=== Given data ===

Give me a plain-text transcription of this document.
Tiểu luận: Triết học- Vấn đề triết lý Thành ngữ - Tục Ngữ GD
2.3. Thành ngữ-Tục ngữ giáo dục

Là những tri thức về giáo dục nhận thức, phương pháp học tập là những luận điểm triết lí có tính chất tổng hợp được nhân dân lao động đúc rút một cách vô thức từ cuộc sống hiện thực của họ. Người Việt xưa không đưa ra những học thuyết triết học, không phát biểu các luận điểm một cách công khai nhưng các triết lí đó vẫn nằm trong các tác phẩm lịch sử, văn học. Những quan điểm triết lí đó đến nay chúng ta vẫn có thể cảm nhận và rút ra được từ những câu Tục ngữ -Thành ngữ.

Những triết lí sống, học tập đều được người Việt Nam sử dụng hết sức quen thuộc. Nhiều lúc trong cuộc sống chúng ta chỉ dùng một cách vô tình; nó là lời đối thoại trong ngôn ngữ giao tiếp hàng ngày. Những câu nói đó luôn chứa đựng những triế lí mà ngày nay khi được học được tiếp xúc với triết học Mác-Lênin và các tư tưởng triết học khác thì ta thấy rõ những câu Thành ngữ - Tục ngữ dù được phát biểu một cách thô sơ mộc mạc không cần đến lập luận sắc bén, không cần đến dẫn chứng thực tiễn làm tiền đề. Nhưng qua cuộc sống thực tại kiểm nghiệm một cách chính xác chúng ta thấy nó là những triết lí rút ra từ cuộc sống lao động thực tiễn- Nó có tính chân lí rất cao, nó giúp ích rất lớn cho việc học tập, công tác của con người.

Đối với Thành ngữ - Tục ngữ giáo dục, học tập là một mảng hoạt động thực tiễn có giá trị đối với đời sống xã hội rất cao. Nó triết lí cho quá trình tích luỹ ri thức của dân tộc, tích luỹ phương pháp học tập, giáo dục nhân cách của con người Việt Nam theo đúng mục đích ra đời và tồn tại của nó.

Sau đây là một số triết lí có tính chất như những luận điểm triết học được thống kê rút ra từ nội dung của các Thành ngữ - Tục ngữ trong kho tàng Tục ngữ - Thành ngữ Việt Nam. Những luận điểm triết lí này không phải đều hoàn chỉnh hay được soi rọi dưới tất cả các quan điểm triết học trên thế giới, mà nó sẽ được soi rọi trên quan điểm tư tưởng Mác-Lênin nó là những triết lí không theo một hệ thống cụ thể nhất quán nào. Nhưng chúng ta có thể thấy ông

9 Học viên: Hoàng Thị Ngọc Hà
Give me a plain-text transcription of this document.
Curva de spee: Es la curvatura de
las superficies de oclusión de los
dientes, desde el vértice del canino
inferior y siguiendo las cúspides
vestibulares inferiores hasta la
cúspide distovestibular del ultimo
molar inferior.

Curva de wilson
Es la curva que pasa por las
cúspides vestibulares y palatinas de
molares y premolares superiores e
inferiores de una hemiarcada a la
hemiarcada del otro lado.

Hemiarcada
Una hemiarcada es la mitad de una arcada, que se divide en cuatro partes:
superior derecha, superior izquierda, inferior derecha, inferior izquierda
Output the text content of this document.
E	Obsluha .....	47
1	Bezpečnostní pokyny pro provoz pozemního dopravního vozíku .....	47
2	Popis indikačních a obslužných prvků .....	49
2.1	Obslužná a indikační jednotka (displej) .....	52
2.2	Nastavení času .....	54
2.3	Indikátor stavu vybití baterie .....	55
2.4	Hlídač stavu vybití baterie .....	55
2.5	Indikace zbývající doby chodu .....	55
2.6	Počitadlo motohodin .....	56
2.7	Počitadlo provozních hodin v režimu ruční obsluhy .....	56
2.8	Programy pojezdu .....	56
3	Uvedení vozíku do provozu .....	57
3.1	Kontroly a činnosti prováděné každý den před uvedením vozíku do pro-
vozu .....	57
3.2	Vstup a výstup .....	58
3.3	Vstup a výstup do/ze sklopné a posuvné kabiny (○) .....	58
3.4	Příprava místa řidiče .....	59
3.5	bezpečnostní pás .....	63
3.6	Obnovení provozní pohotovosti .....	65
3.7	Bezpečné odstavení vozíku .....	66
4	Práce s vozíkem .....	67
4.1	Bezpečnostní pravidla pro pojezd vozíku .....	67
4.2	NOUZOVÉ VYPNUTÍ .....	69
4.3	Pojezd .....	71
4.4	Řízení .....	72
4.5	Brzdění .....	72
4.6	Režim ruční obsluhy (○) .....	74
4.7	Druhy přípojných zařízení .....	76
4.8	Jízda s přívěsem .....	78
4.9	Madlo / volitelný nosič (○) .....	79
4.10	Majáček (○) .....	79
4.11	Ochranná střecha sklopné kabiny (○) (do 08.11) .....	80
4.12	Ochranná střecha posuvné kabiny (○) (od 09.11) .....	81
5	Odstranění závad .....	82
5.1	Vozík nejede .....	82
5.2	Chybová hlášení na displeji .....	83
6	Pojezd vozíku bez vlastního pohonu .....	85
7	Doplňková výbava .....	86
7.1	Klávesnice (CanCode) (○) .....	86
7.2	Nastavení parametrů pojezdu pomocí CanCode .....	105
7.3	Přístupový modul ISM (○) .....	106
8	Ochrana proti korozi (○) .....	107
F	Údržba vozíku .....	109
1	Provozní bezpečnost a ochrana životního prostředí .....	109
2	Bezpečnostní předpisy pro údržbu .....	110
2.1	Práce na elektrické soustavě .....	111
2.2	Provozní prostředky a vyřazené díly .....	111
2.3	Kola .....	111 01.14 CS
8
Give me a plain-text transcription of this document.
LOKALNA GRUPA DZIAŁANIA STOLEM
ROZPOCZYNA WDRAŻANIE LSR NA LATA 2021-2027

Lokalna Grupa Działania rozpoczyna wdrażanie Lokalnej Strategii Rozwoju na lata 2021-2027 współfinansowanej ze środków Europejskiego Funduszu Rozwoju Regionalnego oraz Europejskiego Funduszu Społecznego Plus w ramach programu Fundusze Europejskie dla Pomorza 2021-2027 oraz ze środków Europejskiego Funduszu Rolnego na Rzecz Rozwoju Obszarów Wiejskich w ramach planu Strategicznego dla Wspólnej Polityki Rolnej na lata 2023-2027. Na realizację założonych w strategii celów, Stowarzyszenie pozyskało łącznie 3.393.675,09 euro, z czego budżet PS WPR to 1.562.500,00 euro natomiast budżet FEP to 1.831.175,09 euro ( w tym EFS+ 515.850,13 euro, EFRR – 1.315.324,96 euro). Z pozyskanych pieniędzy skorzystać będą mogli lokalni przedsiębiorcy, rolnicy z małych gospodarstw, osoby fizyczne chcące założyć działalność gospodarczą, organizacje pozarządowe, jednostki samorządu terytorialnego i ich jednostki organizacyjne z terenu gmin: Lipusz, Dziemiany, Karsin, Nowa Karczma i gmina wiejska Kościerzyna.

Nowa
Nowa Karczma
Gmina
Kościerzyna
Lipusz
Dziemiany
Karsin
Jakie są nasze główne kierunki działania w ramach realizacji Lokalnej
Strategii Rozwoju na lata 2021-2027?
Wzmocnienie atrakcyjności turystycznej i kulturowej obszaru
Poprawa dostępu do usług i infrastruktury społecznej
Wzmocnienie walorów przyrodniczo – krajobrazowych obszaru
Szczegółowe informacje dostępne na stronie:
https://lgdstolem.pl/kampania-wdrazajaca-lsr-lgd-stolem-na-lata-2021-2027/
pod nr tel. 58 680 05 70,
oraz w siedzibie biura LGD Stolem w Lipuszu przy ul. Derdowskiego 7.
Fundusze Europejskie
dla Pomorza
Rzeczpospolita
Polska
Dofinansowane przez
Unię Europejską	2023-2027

===

- To do:
Each line above must be printed exactly as it appears.

- Full response:
Give me a plain-text transcription of this document.
Tiểu luận: Triết học- Vấn đề triết lý Thành ngữ - Tục Ngữ GD
2.3. Thành ngữ-Tục ngữ giáo dục

Là những tri thức về giáo dục nhận thức, phương pháp học tập là những luận điểm triết lí có tính chất tổng hợp được nhân dân lao động đúc rút một cách vô thức từ cuộc sống hiện thực của họ. Người Việt xưa không đưa ra những học thuyết triết học, không phát biểu các luận điểm một cách công khai nhưng các triết lí đó vẫn nằm trong các tác phẩm lịch sử, văn học. Những quan điểm triết lí đó đến nay chúng ta vẫn có thể cảm nhận và rút ra được từ những câu Tục ngữ -Thành ngữ.

Những triết lí sống, học tập đều được người Việt Nam sử dụng hết sức quen thuộc. Nhiều lúc trong cuộc sống chúng ta chỉ dùng một cách vô tình; nó là lời đối thoại trong ngôn ngữ giao tiếp hàng ngày. Những câu nói đó luôn chứa đựng những triế lí mà ngày nay khi được học được tiếp xúc với triết học Mác-Lênin và các tư tưởng triết học khác thì ta thấy rõ những câu Thành ngữ - Tục ngữ dù được phát biểu một cách thô sơ mộc mạc không cần đến lập luận sắc bén, không cần đến dẫn chứng thực tiễn làm tiền đề. Nhưng qua cuộc sống thực tại kiểm nghiệm một cách chính xác chúng ta thấy nó là những triết lí rút ra từ cuộc sống lao động thực tiễn- Nó có tính chân lí rất cao, nó giúp ích rất lớn cho việc học tập, công tác của con người.

Đối với Thành ngữ - Tục ngữ giáo dục, học tập là một mảng hoạt động thực tiễn có giá trị đối với đời sống xã hội rất cao. Nó triết lí cho quá trình tích luỹ ri thức của dân tộc, tích luỹ phương pháp học tập, giáo dục nhân cách của con người Việt Nam theo đúng mục đích ra đời và tồn tại của nó.

Sau đây là một số triết lí có tính chất như những luận điểm triết học được thống kê rút ra từ nội dung của các Thành ngữ - Tục ngữ trong kho tàng Tục ngữ - Thành ngữ Việt Nam. Những luận điểm triết lí này không phải đều hoàn chỉnh hay được soi rọi dưới tất cả các quan điểm triết học trên thế giới, mà nó sẽ được soi rọi trên quan điểm tư tưởng Mác-Lênin nó là những triết lí không theo một hệ thống cụ thể nhất quán nào. Nhưng chúng ta có thể thấy ông

9 Học viên: Hoàng Thị Ngọc Hà
Give me a plain-text transcription of this document.
Curva de spee: Es la curvatura de
las superficies de oclusión de los
dientes, desde el vértice del canino
inferior y siguiendo las cúspides
vestibulares inferiores hasta la
cúspide distovestibular del ultimo
molar inferior.

Curva de wilson
Es la curva que pasa por las
cúspides vestibulares y palatinas de
molares y premolares superiores e
inferiores de una hemiarcada a la
hemiarcada del otro lado.

Hemiarcada
Una hemiarcada es la mitad de una arcada, que se divide en cuatro partes:
superior derecha, superior izquierda, inferior derecha, inferior izquierda
Output the text content of this document.
E	Obsluha .....	47
1	Bezpečnostní pokyny pro provoz pozemního dopravního vozíku .....	47
2	Popis indikačních a obslužných prvků .....	49
2.1	Obslužná a indikační jednotka (displej) .....	52
2.2	Nastavení času .....	54
2.3	Indikátor stavu vybití baterie .....	55
2.4	Hlídač stavu vybití baterie .....	55
2.5	Indikace zbývající doby chodu .....	55
2.6	Počitadlo motohodin .....	56
2.7	Počitadlo provozních hodin v režimu ruční obsluhy .....	56
2.8	Programy pojezdu .....	56
3	Uvedení vozíku do provozu .....	57
3.1	Kontroly a činnosti prováděné každý den před uvedením vozíku do pro-
vozu .....	57
3.2	Vstup a výstup .....	58
3.3	Vstup a výstup do/ze sklopné a posuvné kabiny (○) .....	58
3.4	Příprava místa řidiče .....	59
3.5	bezpečnostní pás .....	63
3.6	Obnovení provozní pohotovosti .....	65
3.7	Bezpečné odstavení vozíku .....	66
4	Práce s vozíkem .....	67
4.1	Bezpečnostní pravidla pro pojezd vozíku .....	67
4.2	NOUZOVÉ VYPNUTÍ .....	69
4.3	Pojezd .....	71
4.4	Řízení .....	72
4.5	Brzdění .....	72
4.6	Režim ruční obsluhy (○) .....	74
4.7	Druhy přípojných zařízení .....	76
4.8	Jízda s přívěsem .....	78
4.9	Madlo / volitelný nosič (○) .....	79
4.10	Majáček (○) .....	79
4.11	Ochranná střecha sklopné kabiny (○) (do 08.11) .....	80
4.12	Ochranná střecha posuvné kabiny (○) (od 09.11) .....	81
5	Odstranění závad .....	82
5.1	Vozík nejede .....	82
5.2	Chybová hlášení na displeji .....	83
6	Pojezd vozíku bez vlastního pohonu .....	85
7	Doplňková výbava .....	86
7.1	Klávesnice (CanCode) (○) .....	86
7.2	Nastavení parametrů pojezdu pomocí CanCode .....	105
7.3	Přístupový modul ISM (○) .....	106
8	Ochrana proti korozi (○) .....	107
F	Údržba vozíku .....	109
1	Provozní bezpečnost a ochrana životního prostředí .....	109
2	Bezpečnostní předpisy pro údržbu .....	110
2.1	Práce na elektrické soustavě .....	111
2.2	Provozní prostředky a vyřazené díly .....	111
2.3	Kola .....	111 01.14 CS
8
Give me a plain-text transcription of this document.
LOKALNA GRUPA DZIAŁANIA STOLEM
ROZPOCZYNA WDRAŻANIE LSR NA LATA 2021-2027

Lokalna Grupa Działania rozpoczyna wdrażanie Lokalnej Strategii Rozwoju na lata 2021-2027 współfinansowanej ze środków Europejskiego Funduszu Rozwoju Regionalnego oraz Europejskiego Funduszu Społecznego Plus w ramach programu Fundusze Europejskie dla Pomorza 2021-2027 oraz ze środków Europejskiego Funduszu Rolnego na Rzecz Rozwoju Obszarów Wiejskich w ramach planu Strategicznego dla Wspólnej Polityki Rolnej na lata 2023-2027. Na realizację założonych w strategii celów, Stowarzyszenie pozyskało łącznie 3.393.675,09 euro, z czego budżet PS WPR to 1.562.500,00 euro natomiast budżet FEP to 1.831.175,09 euro ( w tym EFS+ 515.850,13 euro, EFRR – 1.315.324,96 euro). Z pozyskanych pieniędzy skorzystać będą mogli lokalni przedsiębiorcy, rolnicy z małych gospodarstw, osoby fizyczne chcące założyć działalność gospodarczą, organizacje pozarządowe, jednostki samorządu terytorialnego i ich jednostki organizacyjne z terenu gmin: Lipusz, Dziemiany, Karsin, Nowa Karczma i gmina wiejska Kościerzyna.

Nowa
Nowa Karczma
Gmina
Kościerzyna
Lipusz
Dziemiany
Karsin
Jakie są nasze główne kierunki działania w ramach realizacji Lokalnej
Strategii Rozwoju na lata 2021-2027?
Wzmocnienie atrakcyjności turystycznej i kulturowej obszaru
Poprawa dostępu do usług i infrastruktury społecznej
Wzmocnienie walorów przyrodniczo – krajobrazowych obszaru
Szczegółowe informacje dostępne na stronie:
https://lgdstolem.pl/kampania-wdrazajaca-lsr-lgd-stolem-na-lata-2021-2027/
pod nr tel. 58 680 05 70,
oraz w siedzibie biura LGD Stolem w Lipuszu przy ul. Derdowskiego 7.
Fundusze Europejskie
dla Pomorza
Rzeczpospolita
Polska
Dofinansowane przez
Unię Europejską	2023-2027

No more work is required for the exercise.